• DIRECTIONS:
Set down the material below word for word, excluding the pictures.

Records from a collection:
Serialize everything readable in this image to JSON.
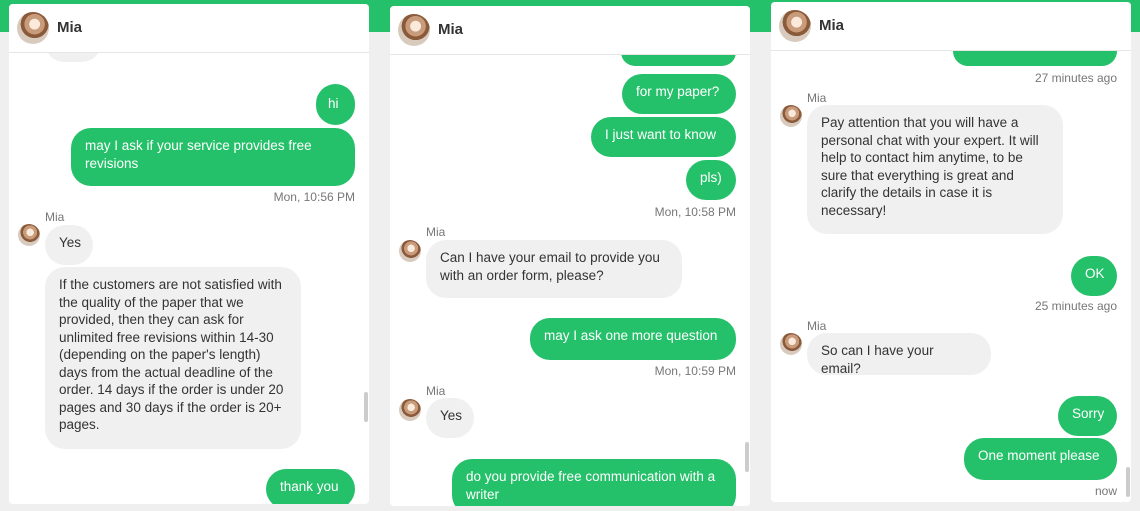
{
  "brand_color": "#25c06a",
  "panel1": {
    "contact": "Mia",
    "messages": {
      "hi": "hi",
      "ask_free_revisions": "may I ask if your service provides free revisions",
      "ts1": "Mon, 10:56 PM",
      "sender": "Mia",
      "yes": "Yes",
      "revisions_answer": "If the customers are not satisfied with the quality of the paper that we provided, then they can ask for unlimited free revisions within 14-30 (depending on the paper's length) days from the actual deadline of the order. 14 days if the order is under 20 pages and 30 days if the order is 20+ pages.",
      "thank_you": "thank you"
    }
  },
  "panel2": {
    "contact": "Mia",
    "messages": {
      "for_my_paper": "for my paper?",
      "just_want": "I just want to know",
      "pls": "pls)",
      "ts1": "Mon, 10:58 PM",
      "sender1": "Mia",
      "email_request": "Can I have your email to provide you with an order form, please?",
      "one_more": "may I ask one more question",
      "ts2": "Mon, 10:59 PM",
      "sender2": "Mia",
      "yes": "Yes",
      "free_comm": "do you provide free communication with a writer"
    }
  },
  "panel3": {
    "contact": "Mia",
    "messages": {
      "ts0": "27 minutes ago",
      "sender1": "Mia",
      "expert_chat": "Pay attention that you will have a personal chat with your expert. It will help to contact him anytime, to be sure that everything is great and clarify the details in case it is necessary!",
      "ok": "OK",
      "ts1": "25 minutes ago",
      "sender2": "Mia",
      "email_again": "So can I have your email?",
      "sorry": "Sorry",
      "one_moment": "One moment please",
      "ts2": "now"
    }
  }
}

• WORKED ANSWER:
Serialize everything readable in this image to JSON.
{
  "brand_color": "#25c06a",
  "panel1": {
    "contact": "Mia",
    "messages": {
      "hi": "hi",
      "ask_free_revisions": "may I ask if your service provides free revisions",
      "ts1": "Mon, 10:56 PM",
      "sender": "Mia",
      "yes": "Yes",
      "revisions_answer": "If the customers are not satisfied with the quality of the paper that we provided, then they can ask for unlimited free revisions within 14-30 (depending on the paper's length) days from the actual deadline of the order. 14 days if the order is under 20 pages and 30 days if the order is 20+ pages.",
      "thank_you": "thank you"
    }
  },
  "panel2": {
    "contact": "Mia",
    "messages": {
      "for_my_paper": "for my paper?",
      "just_want": "I just want to know",
      "pls": "pls)",
      "ts1": "Mon, 10:58 PM",
      "sender1": "Mia",
      "email_request": "Can I have your email to provide you with an order form, please?",
      "one_more": "may I ask one more question",
      "ts2": "Mon, 10:59 PM",
      "sender2": "Mia",
      "yes": "Yes",
      "free_comm": "do you provide free communication with a writer"
    }
  },
  "panel3": {
    "contact": "Mia",
    "messages": {
      "ts0": "27 minutes ago",
      "sender1": "Mia",
      "expert_chat": "Pay attention that you will have a personal chat with your expert. It will help to contact him anytime, to be sure that everything is great and clarify the details in case it is necessary!",
      "ok": "OK",
      "ts1": "25 minutes ago",
      "sender2": "Mia",
      "email_again": "So can I have your email?",
      "sorry": "Sorry",
      "one_moment": "One moment please",
      "ts2": "now"
    }
  }
}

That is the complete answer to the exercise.